● **EXERCISE INPUT**:

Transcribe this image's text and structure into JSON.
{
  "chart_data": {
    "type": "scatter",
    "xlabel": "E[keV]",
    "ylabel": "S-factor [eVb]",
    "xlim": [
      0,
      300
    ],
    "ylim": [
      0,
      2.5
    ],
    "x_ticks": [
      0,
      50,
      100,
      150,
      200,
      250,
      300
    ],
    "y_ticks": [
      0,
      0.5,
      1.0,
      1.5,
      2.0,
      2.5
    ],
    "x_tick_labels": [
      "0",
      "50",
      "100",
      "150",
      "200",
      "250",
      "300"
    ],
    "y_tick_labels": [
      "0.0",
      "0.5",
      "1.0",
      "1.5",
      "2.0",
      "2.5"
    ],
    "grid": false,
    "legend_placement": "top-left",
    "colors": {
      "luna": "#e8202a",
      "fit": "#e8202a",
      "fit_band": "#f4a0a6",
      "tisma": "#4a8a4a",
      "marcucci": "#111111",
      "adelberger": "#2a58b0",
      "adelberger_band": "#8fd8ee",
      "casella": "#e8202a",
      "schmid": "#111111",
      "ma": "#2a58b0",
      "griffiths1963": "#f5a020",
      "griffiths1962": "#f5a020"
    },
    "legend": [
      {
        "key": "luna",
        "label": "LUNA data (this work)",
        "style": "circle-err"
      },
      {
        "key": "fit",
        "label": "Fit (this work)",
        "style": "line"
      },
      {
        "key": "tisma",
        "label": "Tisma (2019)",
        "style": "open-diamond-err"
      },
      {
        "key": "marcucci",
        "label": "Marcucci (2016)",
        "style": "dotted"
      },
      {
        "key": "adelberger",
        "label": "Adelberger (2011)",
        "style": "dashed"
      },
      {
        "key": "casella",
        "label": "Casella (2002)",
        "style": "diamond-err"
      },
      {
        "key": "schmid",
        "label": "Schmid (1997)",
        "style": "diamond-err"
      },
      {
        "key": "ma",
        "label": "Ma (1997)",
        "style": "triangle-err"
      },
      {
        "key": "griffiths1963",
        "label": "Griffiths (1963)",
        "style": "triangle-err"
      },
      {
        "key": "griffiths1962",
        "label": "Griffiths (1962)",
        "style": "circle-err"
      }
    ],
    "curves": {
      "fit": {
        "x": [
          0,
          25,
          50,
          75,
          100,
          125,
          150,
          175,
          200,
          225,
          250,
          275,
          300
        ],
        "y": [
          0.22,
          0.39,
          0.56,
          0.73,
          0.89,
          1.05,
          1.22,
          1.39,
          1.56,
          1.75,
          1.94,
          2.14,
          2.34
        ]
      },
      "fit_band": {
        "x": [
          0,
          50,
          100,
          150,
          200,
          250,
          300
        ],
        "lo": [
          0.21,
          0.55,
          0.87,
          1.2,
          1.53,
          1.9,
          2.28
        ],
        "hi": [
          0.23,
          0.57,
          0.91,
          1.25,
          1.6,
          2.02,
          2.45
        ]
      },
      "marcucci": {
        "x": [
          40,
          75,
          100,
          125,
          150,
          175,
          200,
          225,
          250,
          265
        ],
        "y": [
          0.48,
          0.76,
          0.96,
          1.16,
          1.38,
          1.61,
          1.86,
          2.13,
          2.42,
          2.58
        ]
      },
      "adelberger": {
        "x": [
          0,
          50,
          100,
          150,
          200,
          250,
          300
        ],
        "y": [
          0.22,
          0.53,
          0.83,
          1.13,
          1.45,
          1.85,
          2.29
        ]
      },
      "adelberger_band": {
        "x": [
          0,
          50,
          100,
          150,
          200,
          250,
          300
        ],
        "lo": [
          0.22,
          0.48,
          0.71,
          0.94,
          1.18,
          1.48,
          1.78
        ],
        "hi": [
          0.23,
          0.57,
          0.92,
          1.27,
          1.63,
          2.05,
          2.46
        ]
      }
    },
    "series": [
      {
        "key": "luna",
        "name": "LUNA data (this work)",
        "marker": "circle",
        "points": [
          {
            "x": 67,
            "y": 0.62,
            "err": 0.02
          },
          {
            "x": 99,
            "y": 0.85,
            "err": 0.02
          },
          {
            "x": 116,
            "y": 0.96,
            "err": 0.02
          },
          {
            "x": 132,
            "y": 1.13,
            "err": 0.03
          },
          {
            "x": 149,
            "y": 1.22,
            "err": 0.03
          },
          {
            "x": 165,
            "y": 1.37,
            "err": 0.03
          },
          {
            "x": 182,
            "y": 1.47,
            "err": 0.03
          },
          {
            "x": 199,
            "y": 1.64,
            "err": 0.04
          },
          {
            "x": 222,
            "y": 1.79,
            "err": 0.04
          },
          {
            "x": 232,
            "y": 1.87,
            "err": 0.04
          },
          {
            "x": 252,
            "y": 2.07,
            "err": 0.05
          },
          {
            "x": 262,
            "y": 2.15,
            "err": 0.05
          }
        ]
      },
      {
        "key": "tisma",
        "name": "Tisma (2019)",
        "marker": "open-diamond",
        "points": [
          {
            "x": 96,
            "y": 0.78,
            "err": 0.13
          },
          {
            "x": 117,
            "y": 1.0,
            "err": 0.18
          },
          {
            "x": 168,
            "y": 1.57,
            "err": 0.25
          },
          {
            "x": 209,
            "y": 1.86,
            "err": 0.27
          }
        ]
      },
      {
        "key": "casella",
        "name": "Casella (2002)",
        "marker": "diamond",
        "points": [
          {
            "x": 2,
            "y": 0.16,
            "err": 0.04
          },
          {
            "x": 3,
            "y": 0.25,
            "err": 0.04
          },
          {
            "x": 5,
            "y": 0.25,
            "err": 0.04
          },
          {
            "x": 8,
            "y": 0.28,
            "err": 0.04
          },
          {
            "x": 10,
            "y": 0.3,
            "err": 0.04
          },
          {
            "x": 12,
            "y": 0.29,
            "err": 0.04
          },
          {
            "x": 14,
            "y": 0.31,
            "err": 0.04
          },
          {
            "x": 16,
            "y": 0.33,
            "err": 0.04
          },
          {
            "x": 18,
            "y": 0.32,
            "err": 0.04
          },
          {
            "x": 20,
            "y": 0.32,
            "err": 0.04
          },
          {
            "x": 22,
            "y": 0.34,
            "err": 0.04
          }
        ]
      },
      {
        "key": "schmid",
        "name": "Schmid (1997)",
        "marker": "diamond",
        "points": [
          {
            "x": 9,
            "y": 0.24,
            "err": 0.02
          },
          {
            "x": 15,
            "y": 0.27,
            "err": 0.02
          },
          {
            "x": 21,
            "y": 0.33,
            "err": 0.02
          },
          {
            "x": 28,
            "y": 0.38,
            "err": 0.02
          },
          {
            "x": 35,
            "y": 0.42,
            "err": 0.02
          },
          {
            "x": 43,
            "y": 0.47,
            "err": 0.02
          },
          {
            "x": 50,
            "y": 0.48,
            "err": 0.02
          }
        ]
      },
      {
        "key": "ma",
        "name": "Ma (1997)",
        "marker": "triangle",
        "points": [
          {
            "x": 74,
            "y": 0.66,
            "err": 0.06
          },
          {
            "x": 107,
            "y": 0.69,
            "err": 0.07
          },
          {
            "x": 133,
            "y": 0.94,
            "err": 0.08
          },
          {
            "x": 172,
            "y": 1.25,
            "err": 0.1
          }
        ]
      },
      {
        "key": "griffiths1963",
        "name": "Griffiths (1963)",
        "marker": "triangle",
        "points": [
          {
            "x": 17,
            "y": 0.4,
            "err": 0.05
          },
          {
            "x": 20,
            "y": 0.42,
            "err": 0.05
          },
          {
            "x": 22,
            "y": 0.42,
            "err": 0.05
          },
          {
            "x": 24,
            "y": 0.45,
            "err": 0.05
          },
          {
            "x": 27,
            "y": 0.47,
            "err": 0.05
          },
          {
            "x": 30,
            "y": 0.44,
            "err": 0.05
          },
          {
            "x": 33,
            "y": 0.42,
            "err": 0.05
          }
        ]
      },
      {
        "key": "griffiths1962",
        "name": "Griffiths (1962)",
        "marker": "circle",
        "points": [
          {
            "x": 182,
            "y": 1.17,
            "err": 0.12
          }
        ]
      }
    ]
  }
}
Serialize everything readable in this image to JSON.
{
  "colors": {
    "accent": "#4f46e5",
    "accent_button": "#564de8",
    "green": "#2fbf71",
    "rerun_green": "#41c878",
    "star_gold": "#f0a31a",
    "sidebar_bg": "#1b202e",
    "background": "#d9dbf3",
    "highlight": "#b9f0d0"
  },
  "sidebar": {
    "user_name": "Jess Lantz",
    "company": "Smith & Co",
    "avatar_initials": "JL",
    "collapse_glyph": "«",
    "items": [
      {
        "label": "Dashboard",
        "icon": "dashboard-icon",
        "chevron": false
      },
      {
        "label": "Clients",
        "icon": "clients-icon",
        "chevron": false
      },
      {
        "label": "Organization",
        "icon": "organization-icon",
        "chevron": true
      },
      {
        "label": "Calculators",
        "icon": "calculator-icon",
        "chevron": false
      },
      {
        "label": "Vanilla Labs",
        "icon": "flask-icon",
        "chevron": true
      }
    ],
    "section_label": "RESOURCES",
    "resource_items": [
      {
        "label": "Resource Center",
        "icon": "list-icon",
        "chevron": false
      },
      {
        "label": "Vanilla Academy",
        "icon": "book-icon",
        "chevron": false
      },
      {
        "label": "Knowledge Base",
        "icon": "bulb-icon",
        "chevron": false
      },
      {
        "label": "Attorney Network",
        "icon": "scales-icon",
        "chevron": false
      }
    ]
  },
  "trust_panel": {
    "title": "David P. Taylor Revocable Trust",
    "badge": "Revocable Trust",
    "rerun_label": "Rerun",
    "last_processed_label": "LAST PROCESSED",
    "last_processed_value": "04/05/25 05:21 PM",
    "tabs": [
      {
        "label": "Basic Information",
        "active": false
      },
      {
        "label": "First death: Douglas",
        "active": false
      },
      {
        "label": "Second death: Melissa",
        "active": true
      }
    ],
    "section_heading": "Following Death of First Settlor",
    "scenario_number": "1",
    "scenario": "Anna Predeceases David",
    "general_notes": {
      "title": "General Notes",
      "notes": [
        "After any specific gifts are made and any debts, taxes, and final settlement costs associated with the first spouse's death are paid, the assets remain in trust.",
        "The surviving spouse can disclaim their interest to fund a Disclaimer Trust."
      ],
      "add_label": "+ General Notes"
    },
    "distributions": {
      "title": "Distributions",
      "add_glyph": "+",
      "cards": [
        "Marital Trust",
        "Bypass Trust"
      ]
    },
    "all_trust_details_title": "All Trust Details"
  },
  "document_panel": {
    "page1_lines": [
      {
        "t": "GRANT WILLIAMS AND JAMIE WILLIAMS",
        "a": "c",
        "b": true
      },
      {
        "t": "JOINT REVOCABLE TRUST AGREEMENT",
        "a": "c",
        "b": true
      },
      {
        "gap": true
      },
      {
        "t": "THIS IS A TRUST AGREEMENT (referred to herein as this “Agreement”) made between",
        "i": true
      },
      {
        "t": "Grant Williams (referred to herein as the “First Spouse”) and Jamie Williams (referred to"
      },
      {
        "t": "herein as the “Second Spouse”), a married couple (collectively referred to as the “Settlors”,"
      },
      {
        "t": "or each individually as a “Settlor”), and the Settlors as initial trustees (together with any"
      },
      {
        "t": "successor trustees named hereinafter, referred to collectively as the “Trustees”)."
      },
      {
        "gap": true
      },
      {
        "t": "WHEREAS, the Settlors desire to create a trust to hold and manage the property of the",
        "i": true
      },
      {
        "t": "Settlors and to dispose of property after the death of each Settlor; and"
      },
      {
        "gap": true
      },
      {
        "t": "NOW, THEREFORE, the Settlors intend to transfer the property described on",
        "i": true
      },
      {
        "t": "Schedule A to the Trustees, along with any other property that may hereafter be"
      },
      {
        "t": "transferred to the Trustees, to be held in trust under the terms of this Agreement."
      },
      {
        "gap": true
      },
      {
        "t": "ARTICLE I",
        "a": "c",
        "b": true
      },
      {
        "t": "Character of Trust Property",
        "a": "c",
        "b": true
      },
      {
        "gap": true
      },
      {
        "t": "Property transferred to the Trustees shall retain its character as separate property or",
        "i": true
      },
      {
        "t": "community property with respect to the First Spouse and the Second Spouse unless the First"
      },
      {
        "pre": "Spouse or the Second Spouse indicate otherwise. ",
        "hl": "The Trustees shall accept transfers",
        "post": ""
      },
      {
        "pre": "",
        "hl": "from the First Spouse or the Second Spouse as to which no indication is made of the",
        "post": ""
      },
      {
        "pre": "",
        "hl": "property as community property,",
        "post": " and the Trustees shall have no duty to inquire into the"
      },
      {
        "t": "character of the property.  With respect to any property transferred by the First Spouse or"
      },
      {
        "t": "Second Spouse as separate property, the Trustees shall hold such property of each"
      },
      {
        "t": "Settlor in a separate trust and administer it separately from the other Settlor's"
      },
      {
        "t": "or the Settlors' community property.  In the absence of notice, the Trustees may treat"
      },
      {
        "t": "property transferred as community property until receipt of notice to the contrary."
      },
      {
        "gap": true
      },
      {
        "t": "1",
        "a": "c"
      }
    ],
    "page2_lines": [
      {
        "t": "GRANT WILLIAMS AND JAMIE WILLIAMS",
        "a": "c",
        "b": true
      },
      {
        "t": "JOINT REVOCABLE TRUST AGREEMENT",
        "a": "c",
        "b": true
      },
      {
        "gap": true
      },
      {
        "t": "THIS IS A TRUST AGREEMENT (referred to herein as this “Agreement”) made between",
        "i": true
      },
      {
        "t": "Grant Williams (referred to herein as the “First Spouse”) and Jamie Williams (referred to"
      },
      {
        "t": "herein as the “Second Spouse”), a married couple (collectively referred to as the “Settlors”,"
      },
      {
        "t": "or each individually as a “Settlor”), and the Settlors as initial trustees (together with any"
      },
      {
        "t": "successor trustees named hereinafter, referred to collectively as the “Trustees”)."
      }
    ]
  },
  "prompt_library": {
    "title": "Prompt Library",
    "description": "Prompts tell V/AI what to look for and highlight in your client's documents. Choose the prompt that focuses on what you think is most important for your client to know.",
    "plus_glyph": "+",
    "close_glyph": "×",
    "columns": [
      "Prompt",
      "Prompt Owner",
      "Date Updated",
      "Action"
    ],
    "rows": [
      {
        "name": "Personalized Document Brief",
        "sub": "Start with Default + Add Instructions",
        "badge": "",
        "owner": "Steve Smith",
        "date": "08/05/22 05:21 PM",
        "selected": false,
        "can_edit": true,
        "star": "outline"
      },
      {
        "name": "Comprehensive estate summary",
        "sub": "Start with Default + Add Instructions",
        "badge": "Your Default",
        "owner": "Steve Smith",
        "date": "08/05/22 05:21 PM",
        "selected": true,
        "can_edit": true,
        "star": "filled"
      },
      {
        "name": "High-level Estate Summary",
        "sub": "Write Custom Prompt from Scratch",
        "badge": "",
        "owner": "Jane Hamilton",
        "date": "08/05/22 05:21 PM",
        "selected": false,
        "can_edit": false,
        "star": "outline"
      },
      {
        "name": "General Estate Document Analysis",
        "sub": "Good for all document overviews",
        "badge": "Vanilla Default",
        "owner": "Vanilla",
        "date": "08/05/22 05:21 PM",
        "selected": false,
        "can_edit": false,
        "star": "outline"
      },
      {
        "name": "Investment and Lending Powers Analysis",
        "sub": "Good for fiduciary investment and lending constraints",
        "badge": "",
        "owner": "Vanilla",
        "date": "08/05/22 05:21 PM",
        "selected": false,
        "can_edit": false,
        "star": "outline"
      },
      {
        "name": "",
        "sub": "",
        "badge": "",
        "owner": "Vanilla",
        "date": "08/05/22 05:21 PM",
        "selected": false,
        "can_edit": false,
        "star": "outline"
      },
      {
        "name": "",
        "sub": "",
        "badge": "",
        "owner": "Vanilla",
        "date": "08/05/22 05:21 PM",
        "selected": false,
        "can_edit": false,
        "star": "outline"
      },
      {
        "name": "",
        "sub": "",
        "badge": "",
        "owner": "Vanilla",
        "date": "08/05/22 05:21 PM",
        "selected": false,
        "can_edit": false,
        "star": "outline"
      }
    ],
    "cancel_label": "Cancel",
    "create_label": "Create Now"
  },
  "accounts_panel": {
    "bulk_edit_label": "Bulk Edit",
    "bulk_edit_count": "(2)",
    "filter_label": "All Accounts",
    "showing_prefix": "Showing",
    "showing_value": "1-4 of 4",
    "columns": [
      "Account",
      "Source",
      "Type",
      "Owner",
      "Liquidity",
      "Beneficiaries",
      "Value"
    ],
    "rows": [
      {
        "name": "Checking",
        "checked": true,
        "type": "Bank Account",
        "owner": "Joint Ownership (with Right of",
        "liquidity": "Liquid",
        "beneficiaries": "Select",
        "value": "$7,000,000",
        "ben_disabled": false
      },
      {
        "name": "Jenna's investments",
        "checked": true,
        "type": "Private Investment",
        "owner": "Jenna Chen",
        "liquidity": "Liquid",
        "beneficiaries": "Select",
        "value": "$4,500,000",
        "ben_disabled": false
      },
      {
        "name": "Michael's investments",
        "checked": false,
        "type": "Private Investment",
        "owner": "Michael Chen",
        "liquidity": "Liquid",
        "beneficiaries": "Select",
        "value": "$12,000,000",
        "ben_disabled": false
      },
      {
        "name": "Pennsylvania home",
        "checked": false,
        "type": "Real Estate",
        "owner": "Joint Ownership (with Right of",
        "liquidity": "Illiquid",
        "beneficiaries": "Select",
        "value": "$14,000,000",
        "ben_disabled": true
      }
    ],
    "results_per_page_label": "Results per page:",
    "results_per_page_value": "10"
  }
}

● **TASK**:
Return, from the data, each line that has the word "style" in it.

● **PROBLEM SOLUTION**:
        "style": "circle-err"
        "style": "line"
        "style": "open-diamond-err"
        "style": "dotted"
        "style": "dashed"
        "style": "diamond-err"
        "style": "diamond-err"
        "style": "triangle-err"
        "style": "triangle-err"
        "style": "circle-err"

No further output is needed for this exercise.